REQUIRED TASK
Take every line from the material that has the word "degE" in it.

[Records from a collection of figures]
•••••
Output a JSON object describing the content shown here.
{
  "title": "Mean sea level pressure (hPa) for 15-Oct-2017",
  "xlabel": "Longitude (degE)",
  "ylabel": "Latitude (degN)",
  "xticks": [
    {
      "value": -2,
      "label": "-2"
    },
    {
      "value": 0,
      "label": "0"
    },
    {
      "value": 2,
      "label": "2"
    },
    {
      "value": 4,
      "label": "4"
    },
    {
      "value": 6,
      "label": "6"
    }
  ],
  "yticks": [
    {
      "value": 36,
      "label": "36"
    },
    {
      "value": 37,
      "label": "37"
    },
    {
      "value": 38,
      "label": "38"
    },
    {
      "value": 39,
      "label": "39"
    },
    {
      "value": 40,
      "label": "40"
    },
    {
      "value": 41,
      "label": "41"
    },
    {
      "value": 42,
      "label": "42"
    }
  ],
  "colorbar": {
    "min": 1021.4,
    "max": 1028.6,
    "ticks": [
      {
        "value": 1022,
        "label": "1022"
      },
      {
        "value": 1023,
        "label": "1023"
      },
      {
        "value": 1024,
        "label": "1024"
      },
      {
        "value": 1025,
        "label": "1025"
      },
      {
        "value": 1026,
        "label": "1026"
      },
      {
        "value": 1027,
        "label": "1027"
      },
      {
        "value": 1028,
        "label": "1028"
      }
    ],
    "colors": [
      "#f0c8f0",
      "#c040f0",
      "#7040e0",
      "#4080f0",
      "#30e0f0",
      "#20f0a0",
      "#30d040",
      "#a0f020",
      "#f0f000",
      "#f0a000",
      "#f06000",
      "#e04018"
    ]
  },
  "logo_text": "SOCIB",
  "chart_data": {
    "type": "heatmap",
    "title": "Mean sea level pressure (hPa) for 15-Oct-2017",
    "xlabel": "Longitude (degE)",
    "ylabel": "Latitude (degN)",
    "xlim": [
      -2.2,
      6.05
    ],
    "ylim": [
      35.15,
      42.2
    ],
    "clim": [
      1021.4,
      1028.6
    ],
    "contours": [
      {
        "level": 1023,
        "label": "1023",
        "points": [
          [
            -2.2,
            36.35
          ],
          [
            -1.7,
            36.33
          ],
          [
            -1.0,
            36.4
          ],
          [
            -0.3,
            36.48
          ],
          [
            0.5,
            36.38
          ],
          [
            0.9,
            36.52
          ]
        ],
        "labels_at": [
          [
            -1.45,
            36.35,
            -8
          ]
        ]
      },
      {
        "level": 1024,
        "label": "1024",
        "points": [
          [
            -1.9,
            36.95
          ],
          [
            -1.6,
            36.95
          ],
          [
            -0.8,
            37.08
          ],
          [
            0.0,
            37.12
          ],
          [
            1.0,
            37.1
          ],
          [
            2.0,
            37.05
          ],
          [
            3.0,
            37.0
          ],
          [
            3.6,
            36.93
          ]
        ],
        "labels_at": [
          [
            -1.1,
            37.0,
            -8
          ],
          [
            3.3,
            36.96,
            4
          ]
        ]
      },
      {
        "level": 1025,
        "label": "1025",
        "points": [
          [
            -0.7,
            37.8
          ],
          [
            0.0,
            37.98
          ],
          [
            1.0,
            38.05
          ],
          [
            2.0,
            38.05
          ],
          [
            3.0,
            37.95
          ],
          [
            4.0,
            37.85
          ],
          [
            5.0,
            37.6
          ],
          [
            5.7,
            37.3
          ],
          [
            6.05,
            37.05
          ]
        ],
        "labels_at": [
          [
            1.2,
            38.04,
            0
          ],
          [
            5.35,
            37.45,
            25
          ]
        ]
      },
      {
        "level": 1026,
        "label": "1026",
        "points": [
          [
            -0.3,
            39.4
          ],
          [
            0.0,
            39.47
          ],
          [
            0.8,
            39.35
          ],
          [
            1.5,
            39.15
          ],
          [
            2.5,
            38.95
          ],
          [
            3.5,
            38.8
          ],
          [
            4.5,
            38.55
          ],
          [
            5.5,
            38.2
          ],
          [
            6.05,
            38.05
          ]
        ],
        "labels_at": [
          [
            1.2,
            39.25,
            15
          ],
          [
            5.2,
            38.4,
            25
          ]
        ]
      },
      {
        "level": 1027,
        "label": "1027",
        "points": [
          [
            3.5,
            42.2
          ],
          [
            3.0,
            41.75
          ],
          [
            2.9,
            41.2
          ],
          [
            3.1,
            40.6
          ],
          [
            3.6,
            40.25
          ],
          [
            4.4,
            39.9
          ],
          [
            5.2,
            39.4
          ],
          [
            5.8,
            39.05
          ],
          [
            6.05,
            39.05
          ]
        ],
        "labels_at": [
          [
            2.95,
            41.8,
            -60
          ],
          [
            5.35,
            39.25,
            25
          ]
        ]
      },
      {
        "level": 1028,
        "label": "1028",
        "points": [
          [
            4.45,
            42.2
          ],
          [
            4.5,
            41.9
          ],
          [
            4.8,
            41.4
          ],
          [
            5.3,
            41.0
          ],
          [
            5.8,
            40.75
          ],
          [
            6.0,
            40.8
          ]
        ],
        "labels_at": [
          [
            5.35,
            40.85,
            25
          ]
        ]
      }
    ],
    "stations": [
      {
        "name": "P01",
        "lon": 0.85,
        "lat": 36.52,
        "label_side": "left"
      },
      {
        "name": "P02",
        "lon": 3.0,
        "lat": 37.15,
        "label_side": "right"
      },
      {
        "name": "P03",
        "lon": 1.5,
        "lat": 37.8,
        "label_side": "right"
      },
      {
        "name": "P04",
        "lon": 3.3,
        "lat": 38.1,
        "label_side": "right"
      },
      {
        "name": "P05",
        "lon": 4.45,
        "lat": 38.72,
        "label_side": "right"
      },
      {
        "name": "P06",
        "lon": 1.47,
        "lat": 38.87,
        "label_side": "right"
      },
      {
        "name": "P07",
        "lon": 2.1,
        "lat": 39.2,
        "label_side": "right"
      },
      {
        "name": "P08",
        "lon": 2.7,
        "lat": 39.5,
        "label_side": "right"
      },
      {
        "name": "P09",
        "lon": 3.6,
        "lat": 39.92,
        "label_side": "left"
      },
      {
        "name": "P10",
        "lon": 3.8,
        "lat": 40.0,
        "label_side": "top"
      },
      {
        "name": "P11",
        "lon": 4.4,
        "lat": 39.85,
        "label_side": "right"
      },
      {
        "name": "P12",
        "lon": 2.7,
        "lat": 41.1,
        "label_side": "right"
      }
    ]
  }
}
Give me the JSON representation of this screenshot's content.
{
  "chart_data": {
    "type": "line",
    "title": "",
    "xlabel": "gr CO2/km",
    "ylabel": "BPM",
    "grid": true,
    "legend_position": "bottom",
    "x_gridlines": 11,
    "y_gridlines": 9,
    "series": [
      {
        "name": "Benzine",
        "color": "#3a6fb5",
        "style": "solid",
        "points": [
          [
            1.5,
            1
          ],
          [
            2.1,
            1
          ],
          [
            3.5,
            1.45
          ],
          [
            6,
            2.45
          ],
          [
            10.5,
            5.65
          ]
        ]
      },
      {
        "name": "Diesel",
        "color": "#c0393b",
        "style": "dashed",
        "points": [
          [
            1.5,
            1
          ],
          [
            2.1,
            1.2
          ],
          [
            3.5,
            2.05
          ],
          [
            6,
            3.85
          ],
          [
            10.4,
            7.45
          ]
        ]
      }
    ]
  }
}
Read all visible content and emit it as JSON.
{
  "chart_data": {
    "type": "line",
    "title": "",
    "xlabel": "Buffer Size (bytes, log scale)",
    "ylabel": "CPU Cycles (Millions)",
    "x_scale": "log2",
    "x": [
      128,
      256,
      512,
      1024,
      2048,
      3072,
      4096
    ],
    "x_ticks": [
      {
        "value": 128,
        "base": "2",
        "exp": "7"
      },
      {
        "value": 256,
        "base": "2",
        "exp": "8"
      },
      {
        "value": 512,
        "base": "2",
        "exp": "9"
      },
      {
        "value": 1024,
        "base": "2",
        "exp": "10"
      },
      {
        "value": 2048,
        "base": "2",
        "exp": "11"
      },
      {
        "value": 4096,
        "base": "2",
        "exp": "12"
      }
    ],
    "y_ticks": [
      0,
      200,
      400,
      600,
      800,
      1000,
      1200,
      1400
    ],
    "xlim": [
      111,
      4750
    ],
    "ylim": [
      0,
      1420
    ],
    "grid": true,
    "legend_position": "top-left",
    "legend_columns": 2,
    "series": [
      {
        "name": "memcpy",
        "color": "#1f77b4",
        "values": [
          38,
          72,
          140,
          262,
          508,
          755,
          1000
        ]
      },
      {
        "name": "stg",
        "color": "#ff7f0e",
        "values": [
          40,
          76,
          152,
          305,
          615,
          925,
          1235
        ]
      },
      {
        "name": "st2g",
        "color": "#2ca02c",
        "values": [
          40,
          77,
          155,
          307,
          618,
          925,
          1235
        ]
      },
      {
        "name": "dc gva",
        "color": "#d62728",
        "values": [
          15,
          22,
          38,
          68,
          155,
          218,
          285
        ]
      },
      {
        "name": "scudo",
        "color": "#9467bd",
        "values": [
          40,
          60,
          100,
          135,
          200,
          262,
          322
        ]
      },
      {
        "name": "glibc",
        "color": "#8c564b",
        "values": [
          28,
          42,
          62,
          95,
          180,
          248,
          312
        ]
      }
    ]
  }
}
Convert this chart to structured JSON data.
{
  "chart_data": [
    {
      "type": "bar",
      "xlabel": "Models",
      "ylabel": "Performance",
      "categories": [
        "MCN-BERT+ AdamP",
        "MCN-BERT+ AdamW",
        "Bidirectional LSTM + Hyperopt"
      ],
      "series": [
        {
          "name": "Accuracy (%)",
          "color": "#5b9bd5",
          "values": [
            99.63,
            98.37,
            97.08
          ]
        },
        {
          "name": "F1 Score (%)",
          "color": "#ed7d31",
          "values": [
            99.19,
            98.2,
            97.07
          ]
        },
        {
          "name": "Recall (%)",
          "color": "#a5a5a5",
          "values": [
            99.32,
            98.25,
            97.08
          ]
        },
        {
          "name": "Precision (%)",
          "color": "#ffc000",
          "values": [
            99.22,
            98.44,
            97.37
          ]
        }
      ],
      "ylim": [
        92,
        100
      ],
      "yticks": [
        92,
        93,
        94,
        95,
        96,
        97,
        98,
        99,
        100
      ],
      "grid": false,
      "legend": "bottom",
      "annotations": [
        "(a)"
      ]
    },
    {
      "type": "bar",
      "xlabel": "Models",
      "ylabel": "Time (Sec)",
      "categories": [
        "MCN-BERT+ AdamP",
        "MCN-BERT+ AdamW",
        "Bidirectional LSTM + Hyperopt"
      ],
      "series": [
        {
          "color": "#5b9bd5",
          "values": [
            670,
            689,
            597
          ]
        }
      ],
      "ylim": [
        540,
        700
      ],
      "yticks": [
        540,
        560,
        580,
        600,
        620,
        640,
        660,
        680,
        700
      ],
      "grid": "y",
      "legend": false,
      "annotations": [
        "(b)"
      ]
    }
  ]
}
•••••
RESPONSE BELOW
  "xlabel": "Longitude (degE)",
    "xlabel": "Longitude (degE)",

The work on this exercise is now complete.